> _TASK MATERIAL_
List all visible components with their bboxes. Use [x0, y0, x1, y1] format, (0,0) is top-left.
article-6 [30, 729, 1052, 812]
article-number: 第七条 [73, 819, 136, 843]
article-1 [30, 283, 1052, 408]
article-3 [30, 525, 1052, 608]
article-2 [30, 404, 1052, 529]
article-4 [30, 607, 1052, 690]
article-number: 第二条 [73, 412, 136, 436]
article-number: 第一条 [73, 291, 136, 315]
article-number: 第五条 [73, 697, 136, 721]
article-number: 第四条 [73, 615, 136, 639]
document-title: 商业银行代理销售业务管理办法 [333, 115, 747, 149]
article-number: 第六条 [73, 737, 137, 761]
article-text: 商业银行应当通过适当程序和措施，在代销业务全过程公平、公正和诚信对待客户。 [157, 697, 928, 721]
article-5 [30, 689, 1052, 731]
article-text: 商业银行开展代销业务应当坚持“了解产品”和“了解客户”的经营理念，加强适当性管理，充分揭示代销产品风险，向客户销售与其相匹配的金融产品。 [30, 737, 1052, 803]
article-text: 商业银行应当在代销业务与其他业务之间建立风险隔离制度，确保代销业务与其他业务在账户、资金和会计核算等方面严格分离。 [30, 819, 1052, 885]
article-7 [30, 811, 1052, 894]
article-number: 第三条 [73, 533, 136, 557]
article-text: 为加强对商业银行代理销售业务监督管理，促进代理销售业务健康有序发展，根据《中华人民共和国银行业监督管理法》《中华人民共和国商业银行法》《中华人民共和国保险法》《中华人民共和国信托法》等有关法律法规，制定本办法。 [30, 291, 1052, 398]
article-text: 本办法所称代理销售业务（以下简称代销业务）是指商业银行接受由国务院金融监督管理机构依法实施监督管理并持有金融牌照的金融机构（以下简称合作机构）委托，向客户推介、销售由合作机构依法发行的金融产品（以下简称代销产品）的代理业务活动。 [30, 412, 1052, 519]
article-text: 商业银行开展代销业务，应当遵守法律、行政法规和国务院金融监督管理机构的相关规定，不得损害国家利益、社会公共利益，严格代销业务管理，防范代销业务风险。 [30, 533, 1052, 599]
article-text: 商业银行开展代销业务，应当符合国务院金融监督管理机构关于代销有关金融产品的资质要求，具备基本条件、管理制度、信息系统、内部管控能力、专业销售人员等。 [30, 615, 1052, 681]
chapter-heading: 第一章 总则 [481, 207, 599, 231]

> _GIVEN EXERCISE_
Can you write out all the records again, swapping "article-text" for "clause-text" wherever it occurs and leaving everything else unchanged?

> _RESULT OF THIS EXERCISE_
List all visible components with their bboxes. Use [x0, y0, x1, y1] format, (0,0) is top-left.
article-6 [30, 729, 1052, 812]
article-number: 第七条 [73, 819, 136, 843]
article-1 [30, 283, 1052, 408]
article-3 [30, 525, 1052, 608]
article-2 [30, 404, 1052, 529]
article-4 [30, 607, 1052, 690]
article-number: 第二条 [73, 412, 136, 436]
article-number: 第一条 [73, 291, 136, 315]
article-number: 第五条 [73, 697, 136, 721]
article-number: 第四条 [73, 615, 136, 639]
document-title: 商业银行代理销售业务管理办法 [333, 115, 747, 149]
article-number: 第六条 [73, 737, 137, 761]
clause-text: 商业银行应当通过适当程序和措施，在代销业务全过程公平、公正和诚信对待客户。 [157, 697, 928, 721]
article-5 [30, 689, 1052, 731]
clause-text: 商业银行开展代销业务应当坚持“了解产品”和“了解客户”的经营理念，加强适当性管理，充分揭示代销产品风险，向客户销售与其相匹配的金融产品。 [30, 737, 1052, 803]
clause-text: 商业银行应当在代销业务与其他业务之间建立风险隔离制度，确保代销业务与其他业务在账户、资金和会计核算等方面严格分离。 [30, 819, 1052, 885]
article-7 [30, 811, 1052, 894]
article-number: 第三条 [73, 533, 136, 557]
clause-text: 为加强对商业银行代理销售业务监督管理，促进代理销售业务健康有序发展，根据《中华人民共和国银行业监督管理法》《中华人民共和国商业银行法》《中华人民共和国保险法》《中华人民共和国信托法》等有关法律法规，制定本办法。 [30, 291, 1052, 398]
clause-text: 本办法所称代理销售业务（以下简称代销业务）是指商业银行接受由国务院金融监督管理机构依法实施监督管理并持有金融牌照的金融机构（以下简称合作机构）委托，向客户推介、销售由合作机构依法发行的金融产品（以下简称代销产品）的代理业务活动。 [30, 412, 1052, 519]
clause-text: 商业银行开展代销业务，应当遵守法律、行政法规和国务院金融监督管理机构的相关规定，不得损害国家利益、社会公共利益，严格代销业务管理，防范代销业务风险。 [30, 533, 1052, 599]
clause-text: 商业银行开展代销业务，应当符合国务院金融监督管理机构关于代销有关金融产品的资质要求，具备基本条件、管理制度、信息系统、内部管控能力、专业销售人员等。 [30, 615, 1052, 681]
chapter-heading: 第一章 总则 [481, 207, 599, 231]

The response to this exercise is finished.